*Raw data:*
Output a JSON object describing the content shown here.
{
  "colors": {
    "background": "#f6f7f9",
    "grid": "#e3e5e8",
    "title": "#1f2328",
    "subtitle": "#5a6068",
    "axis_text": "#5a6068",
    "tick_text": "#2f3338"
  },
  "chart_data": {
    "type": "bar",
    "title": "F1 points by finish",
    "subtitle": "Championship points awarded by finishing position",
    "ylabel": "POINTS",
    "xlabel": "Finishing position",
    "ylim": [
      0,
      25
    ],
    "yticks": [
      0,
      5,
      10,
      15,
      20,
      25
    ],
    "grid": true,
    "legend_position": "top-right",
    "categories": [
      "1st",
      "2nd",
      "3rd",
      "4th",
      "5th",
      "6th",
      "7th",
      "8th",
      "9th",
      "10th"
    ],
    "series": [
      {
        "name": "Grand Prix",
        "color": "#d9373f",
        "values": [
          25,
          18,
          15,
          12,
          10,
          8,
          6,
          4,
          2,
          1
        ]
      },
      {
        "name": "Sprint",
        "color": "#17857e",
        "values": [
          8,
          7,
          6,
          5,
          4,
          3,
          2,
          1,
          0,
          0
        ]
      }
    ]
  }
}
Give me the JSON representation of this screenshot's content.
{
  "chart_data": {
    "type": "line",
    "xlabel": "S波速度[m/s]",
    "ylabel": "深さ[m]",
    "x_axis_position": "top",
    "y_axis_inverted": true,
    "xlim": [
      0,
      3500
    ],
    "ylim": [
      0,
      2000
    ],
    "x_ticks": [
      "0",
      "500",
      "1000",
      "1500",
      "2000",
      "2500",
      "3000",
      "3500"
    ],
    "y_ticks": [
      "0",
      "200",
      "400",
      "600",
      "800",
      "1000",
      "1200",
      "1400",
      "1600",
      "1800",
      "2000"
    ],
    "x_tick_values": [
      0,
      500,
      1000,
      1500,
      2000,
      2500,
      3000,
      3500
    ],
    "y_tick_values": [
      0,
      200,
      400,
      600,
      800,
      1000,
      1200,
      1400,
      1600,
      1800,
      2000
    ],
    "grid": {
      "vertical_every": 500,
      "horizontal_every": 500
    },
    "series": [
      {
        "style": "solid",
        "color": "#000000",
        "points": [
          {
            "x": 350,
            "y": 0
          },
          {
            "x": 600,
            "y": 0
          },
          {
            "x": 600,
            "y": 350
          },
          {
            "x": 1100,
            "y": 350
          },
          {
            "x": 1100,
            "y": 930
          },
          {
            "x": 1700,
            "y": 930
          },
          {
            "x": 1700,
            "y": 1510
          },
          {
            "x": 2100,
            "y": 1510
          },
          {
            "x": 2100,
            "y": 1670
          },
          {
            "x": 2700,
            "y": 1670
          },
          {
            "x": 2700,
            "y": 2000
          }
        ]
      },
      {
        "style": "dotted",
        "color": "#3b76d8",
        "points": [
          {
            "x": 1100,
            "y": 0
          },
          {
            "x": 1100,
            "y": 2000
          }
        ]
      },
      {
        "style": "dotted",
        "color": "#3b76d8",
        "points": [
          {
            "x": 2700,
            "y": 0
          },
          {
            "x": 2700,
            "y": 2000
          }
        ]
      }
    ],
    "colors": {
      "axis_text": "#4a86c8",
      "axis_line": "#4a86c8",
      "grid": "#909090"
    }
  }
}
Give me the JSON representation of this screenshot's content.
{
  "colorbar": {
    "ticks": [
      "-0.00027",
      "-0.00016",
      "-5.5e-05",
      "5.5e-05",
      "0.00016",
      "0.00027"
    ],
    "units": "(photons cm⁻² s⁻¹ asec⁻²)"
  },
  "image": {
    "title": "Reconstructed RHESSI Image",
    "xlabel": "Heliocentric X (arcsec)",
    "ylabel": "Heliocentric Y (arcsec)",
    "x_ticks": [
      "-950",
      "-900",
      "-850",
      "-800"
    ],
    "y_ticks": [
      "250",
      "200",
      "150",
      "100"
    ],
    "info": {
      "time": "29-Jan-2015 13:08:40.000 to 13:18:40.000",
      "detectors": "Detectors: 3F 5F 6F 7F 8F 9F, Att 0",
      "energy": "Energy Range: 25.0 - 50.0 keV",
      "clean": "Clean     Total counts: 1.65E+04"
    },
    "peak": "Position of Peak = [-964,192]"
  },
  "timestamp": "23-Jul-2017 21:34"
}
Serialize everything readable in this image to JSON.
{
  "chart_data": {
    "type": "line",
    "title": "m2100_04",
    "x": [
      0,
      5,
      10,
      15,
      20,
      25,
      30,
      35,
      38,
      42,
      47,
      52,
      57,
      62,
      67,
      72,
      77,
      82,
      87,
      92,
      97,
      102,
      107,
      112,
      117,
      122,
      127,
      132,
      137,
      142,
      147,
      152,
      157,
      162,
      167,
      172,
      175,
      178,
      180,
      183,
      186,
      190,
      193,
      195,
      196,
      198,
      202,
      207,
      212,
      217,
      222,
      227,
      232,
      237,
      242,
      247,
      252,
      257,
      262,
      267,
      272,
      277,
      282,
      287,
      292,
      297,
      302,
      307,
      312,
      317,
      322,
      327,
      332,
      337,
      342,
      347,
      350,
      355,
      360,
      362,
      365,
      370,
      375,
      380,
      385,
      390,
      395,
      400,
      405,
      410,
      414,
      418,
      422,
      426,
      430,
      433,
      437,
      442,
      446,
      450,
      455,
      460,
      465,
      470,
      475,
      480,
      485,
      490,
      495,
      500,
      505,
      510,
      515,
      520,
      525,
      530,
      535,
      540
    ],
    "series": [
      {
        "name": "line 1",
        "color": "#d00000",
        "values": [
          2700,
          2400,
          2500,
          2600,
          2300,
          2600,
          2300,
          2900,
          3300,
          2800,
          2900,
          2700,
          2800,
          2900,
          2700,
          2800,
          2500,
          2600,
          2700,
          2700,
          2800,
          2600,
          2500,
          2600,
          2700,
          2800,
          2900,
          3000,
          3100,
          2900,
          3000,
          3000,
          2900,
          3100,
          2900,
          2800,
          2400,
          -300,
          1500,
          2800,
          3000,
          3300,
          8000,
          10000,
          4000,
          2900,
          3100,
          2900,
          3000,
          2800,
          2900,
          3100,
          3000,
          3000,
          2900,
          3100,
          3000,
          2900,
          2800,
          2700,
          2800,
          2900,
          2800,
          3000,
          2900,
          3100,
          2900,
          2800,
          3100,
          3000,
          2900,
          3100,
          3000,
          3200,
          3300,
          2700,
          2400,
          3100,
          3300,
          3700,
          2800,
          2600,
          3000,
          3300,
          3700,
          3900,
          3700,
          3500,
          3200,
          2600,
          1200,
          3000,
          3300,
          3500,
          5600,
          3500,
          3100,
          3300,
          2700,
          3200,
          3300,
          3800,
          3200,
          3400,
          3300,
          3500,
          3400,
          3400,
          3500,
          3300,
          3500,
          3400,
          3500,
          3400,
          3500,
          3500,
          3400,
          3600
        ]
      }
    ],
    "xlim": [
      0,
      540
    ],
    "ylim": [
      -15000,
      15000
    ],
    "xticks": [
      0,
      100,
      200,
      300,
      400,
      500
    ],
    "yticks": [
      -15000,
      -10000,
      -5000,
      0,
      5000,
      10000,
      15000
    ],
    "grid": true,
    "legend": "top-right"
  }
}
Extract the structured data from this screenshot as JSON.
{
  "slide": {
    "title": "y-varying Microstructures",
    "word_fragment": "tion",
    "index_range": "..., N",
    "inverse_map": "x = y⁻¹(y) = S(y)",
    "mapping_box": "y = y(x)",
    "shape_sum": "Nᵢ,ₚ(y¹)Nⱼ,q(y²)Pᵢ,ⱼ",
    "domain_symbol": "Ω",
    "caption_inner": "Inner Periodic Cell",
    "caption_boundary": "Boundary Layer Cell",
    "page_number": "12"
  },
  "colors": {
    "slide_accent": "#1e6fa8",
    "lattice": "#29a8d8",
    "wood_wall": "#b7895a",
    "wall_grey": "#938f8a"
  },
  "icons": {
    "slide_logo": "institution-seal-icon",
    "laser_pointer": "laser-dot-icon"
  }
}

*Task brief:* Pick out all lines containing the string "Heliocentric".

*Expected output:*
    "xlabel": "Heliocentric X (arcsec)",
    "ylabel": "Heliocentric Y (arcsec)",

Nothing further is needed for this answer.